Source document -

_ _ _ _ _ _ _

5. Griftlands (Switch)

One of the coolest roguelikes in quite some time is also one of the worst-tutorialized — especially on Switch, where navigating an interface that was clearly designed for a mouse and keyboard feels like learning a new language. But players who push themselves over that initial hump will be rewarded not just with a super crunchy and flexible deckbuilder, but also with an ambitious experiment in interactive storytelling. “Moral choices” became cliché a couple of generations ago, and they’re so mundane at this point that we barely even register them, but they’re a natural fit for a roguelike where there are actual reasons to act in self-interest because hours of work can be undone in a second. The way that necessity funneled me down uniquely dark corridors throughout every single Griftlands run had me thinking that the roguelike genre has only just scratched the surface of what it’s capable of.


4. Returnal (PS5)

_ _ _ _ _ _ _

Entries from a data source -
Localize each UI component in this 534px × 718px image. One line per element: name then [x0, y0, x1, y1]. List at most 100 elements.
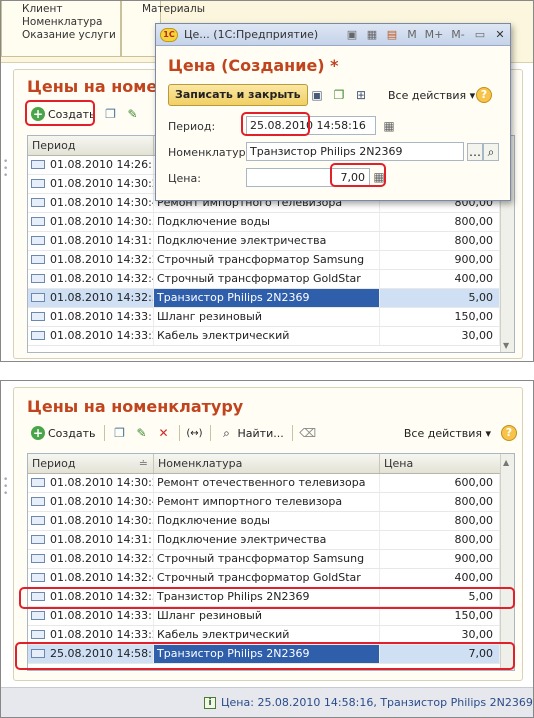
table-row[interactable]: 01.08.2010 14:30:58Подключение воды800,0…	[28, 512, 514, 531]
copy-icon[interactable]: ❐	[103, 106, 119, 122]
price-field[interactable]: 7,00	[246, 168, 370, 187]
all-actions-button[interactable]: Все действия ▾	[400, 423, 495, 443]
search-icon[interactable]: ⌕	[483, 143, 499, 161]
calendar-picker-icon[interactable]: ▦	[381, 118, 397, 134]
delete-icon[interactable]: ✕	[156, 425, 172, 441]
cell-nomenclature: Транзистор Philips 2N2369	[154, 588, 380, 606]
list-toolbar-2: + Создать ❐ ✎ ✕ (↔) ⌕ Найти... ⌫ Все дей…	[27, 422, 517, 444]
swap-icon[interactable]: (↔)	[186, 425, 202, 441]
cell-nomenclature: Кабель электрический	[154, 327, 380, 345]
cancel-search-icon[interactable]: ⌫	[299, 425, 316, 441]
cell-nomenclature: Строчный трансформатор Samsung	[154, 550, 380, 568]
save-icon[interactable]: ▣	[344, 28, 360, 41]
close-icon[interactable]: ✕	[492, 28, 508, 41]
column-header-price[interactable]: Цена	[380, 454, 500, 473]
table-row[interactable]: 01.08.2010 14:30:45Ремонт импортного тел…	[28, 493, 514, 512]
cell-price: 800,00	[380, 232, 500, 250]
edit-icon[interactable]: ✎	[125, 106, 141, 122]
dialog-all-actions-button[interactable]: Все действия ▾	[388, 89, 475, 102]
info-icon: i	[204, 697, 216, 709]
price-label: Цена:	[168, 172, 201, 185]
table-row[interactable]: 01.08.2010 14:32:58Транзистор Philips 2N…	[28, 289, 514, 308]
cell-price: 30,00	[380, 327, 500, 345]
select-more-icon[interactable]: …	[467, 143, 483, 161]
calendar-icon[interactable]: ▤	[384, 28, 400, 41]
minimize-icon[interactable]: ▭	[472, 28, 488, 41]
create-button[interactable]: + Создать	[27, 104, 100, 124]
cell-nomenclature: Кабель электрический	[154, 626, 380, 644]
status-message[interactable]: i Цена: 25.08.2010 14:58:16, Транзистор P…	[204, 696, 533, 709]
scrollbar-2[interactable]: ▲	[500, 454, 514, 670]
table-row[interactable]: 01.08.2010 14:33:25Кабель электрический3…	[28, 626, 514, 645]
cell-period: 01.08.2010 14:33:25	[28, 626, 154, 644]
cell-period: 01.08.2010 14:31:12	[28, 232, 154, 250]
cell-period: 01.08.2010 14:32:58	[28, 588, 154, 606]
table-row[interactable]: 01.08.2010 14:33:11Шланг резиновый150,00	[28, 607, 514, 626]
table-row[interactable]: 01.08.2010 14:32:58Транзистор Philips 2N…	[28, 588, 514, 607]
cell-period: 01.08.2010 14:32:58	[28, 289, 154, 307]
period-text: 25.08.2010 14:58:16	[50, 647, 153, 660]
section-link-service[interactable]: Оказание услуги	[22, 29, 120, 42]
nomenclature-field[interactable]: Транзистор Philips 2N2369	[246, 142, 464, 161]
cell-nomenclature: Подключение воды	[154, 213, 380, 231]
list-title-2: Цены на номенклатуру	[27, 397, 244, 416]
column-header-nomenclature[interactable]: Номенклатура	[154, 454, 380, 473]
cell-price: 150,00	[380, 607, 500, 625]
column-header-period[interactable]: Период ≐	[28, 454, 154, 473]
edit-icon[interactable]: ✎	[134, 425, 150, 441]
cell-price: 800,00	[380, 531, 500, 549]
bottom-screenshot: Цены на номенклатуру + Создать ❐ ✎ ✕ (↔)…	[0, 380, 534, 718]
table-row[interactable]: 01.08.2010 14:31:12Подключение электриче…	[28, 531, 514, 550]
help-icon[interactable]: ?	[501, 425, 517, 441]
create-button-2[interactable]: + Создать	[27, 423, 100, 443]
period-text: 01.08.2010 14:32:58	[50, 291, 153, 304]
cell-period: 01.08.2010 14:30:58	[28, 213, 154, 231]
table-row[interactable]: 01.08.2010 14:32:26Строчный трансформато…	[28, 550, 514, 569]
cell-period: 01.08.2010 14:33:11	[28, 607, 154, 625]
side-dots: • • •	[3, 475, 9, 499]
cell-period: 01.08.2010 14:32:45	[28, 569, 154, 587]
cell-nomenclature: Подключение электричества	[154, 531, 380, 549]
save-and-close-button[interactable]: Записать и закрыть	[168, 84, 308, 106]
table-row[interactable]: 01.08.2010 14:33:25Кабель электрический3…	[28, 327, 514, 346]
save-disk-icon[interactable]: ▣	[309, 87, 325, 103]
scroll-up-icon[interactable]: ▲	[503, 458, 509, 467]
table-row[interactable]: 01.08.2010 14:30:58Подключение воды800,0…	[28, 213, 514, 232]
section-link-client[interactable]: Клиент	[22, 3, 120, 16]
table-row[interactable]: 01.08.2010 14:32:45Строчный трансформато…	[28, 270, 514, 289]
record-icon	[31, 273, 45, 283]
copy-doc-icon[interactable]: ❐	[331, 87, 347, 103]
period-text: 01.08.2010 14:31:12	[50, 234, 153, 247]
calculator-icon[interactable]: ▦	[364, 28, 380, 41]
record-icon	[31, 330, 45, 340]
period-field[interactable]: 25.08.2010 14:58:16	[246, 116, 376, 135]
table-row[interactable]: 01.08.2010 14:31:12Подключение электриче…	[28, 232, 514, 251]
scroll-down-icon[interactable]: ▼	[503, 341, 509, 350]
memory-plus-button[interactable]: M+	[424, 28, 444, 41]
record-icon	[31, 515, 45, 525]
memory-minus-button[interactable]: M-	[448, 28, 468, 41]
copy-icon[interactable]: ❐	[112, 425, 128, 441]
table-row[interactable]: 01.08.2010 14:30:28Ремонт отечественного…	[28, 474, 514, 493]
toolbar-separator	[178, 425, 180, 441]
cell-nomenclature: Подключение электричества	[154, 232, 380, 250]
find-button[interactable]: ⌕ Найти...	[215, 423, 288, 443]
cell-price: 5,00	[380, 588, 500, 606]
post-icon[interactable]: ⊞	[353, 87, 369, 103]
section-link-nomenclature[interactable]: Номенклатура	[22, 16, 120, 29]
table-row[interactable]: 01.08.2010 14:32:26Строчный трансформато…	[28, 251, 514, 270]
table-row[interactable]: 01.08.2010 14:33:11Шланг резиновый150,00	[28, 308, 514, 327]
cell-price: 30,00	[380, 626, 500, 644]
cell-period: 01.08.2010 14:30:58	[28, 512, 154, 530]
resize-grip-icon[interactable]: ⋰	[520, 698, 529, 708]
calculator-field-icon[interactable]: ▦	[371, 169, 387, 185]
help-icon[interactable]: ?	[476, 87, 492, 103]
table-row[interactable]: 25.08.2010 14:58:16Транзистор Philips 2N…	[28, 645, 514, 664]
period-text: 01.08.2010 14:30:28	[50, 177, 153, 190]
cell-period: 01.08.2010 14:30:45	[28, 493, 154, 511]
column-header-period[interactable]: Период	[28, 136, 154, 155]
cell-price: 900,00	[380, 550, 500, 568]
section-link-materials[interactable]: Материалы	[142, 3, 205, 16]
memory-button[interactable]: M	[404, 28, 420, 41]
table-row[interactable]: 01.08.2010 14:32:45Строчный трансформато…	[28, 569, 514, 588]
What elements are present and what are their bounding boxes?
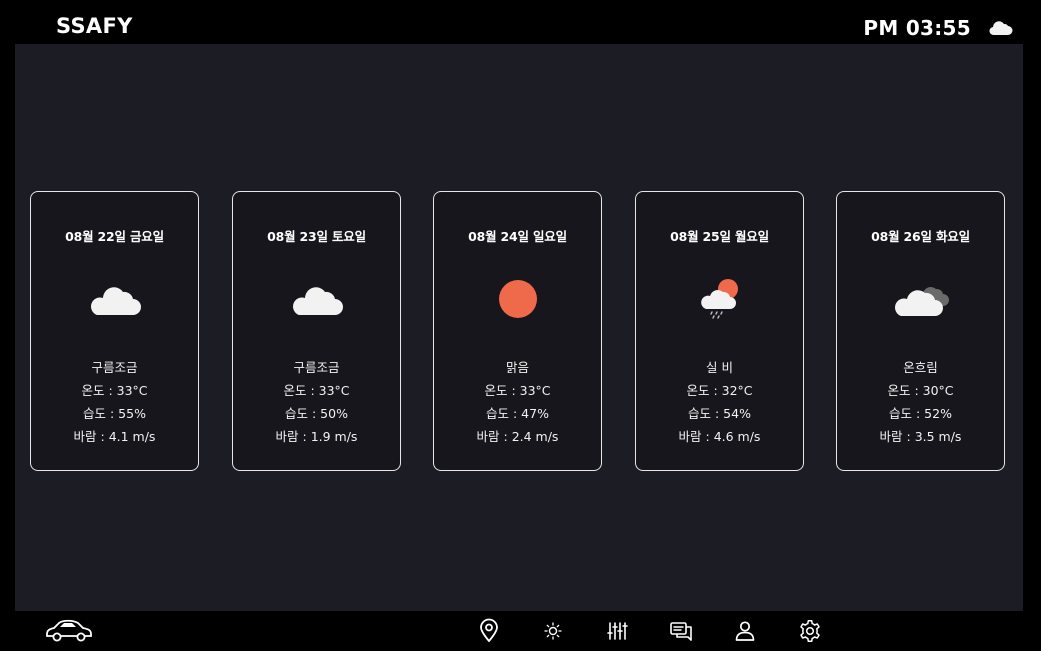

_ _ _ _ _ _ _

Problem set -
1. According to the Griftlands passage, what was the interface clearly designed for?
2. Please write out the entries from the line containing "512, 514, 531]" through the line containing "289, 154, 307]", both included.

Answer list -
1. A mouse and keyboard.

2.
table-row[interactable]: 01.08.2010 14:30:58Подключение воды800,0…	[28, 512, 514, 531]
copy-icon[interactable]: ❐	[103, 106, 119, 122]
price-field[interactable]: 7,00	[246, 168, 370, 187]
all-actions-button[interactable]: Все действия ▾	[400, 423, 495, 443]
search-icon[interactable]: ⌕	[483, 143, 499, 161]
calendar-picker-icon[interactable]: ▦	[381, 118, 397, 134]
delete-icon[interactable]: ✕	[156, 425, 172, 441]
cell-nomenclature: Транзистор Philips 2N2369	[154, 588, 380, 606]
list-toolbar-2: + Создать ❐ ✎ ✕ (↔) ⌕ Найти... ⌫ Все дей…	[27, 422, 517, 444]
swap-icon[interactable]: (↔)	[186, 425, 202, 441]
cell-nomenclature: Кабель электрический	[154, 327, 380, 345]
cancel-search-icon[interactable]: ⌫	[299, 425, 316, 441]
cell-nomenclature: Строчный трансформатор Samsung	[154, 550, 380, 568]
save-icon[interactable]: ▣	[344, 28, 360, 41]
close-icon[interactable]: ✕	[492, 28, 508, 41]
column-header-price[interactable]: Цена	[380, 454, 500, 473]
table-row[interactable]: 01.08.2010 14:30:45Ремонт импортного тел…	[28, 493, 514, 512]
cell-price: 800,00	[380, 232, 500, 250]
edit-icon[interactable]: ✎	[125, 106, 141, 122]
dialog-all-actions-button[interactable]: Все действия ▾	[388, 89, 475, 102]
info-icon: i	[204, 697, 216, 709]
price-label: Цена:	[168, 172, 201, 185]
table-row[interactable]: 01.08.2010 14:32:58Транзистор Philips 2N…	[28, 289, 514, 308]
cell-price: 30,00	[380, 327, 500, 345]
select-more-icon[interactable]: …	[467, 143, 483, 161]
calendar-icon[interactable]: ▤	[384, 28, 400, 41]
minimize-icon[interactable]: ▭	[472, 28, 488, 41]
create-button[interactable]: + Создать	[27, 104, 100, 124]
cell-nomenclature: Кабель электрический	[154, 626, 380, 644]
status-message[interactable]: i Цена: 25.08.2010 14:58:16, Транзистор P…	[204, 696, 533, 709]
scrollbar-2[interactable]: ▲	[500, 454, 514, 670]
table-row[interactable]: 01.08.2010 14:33:25Кабель электрический3…	[28, 626, 514, 645]
cell-period: 01.08.2010 14:33:25	[28, 626, 154, 644]
cell-period: 01.08.2010 14:31:12	[28, 232, 154, 250]
cell-period: 01.08.2010 14:32:58	[28, 588, 154, 606]
table-row[interactable]: 01.08.2010 14:33:11Шланг резиновый150,00	[28, 607, 514, 626]
table-row[interactable]: 01.08.2010 14:32:58Транзистор Philips 2N…	[28, 588, 514, 607]
cell-period: 01.08.2010 14:32:58	[28, 289, 154, 307]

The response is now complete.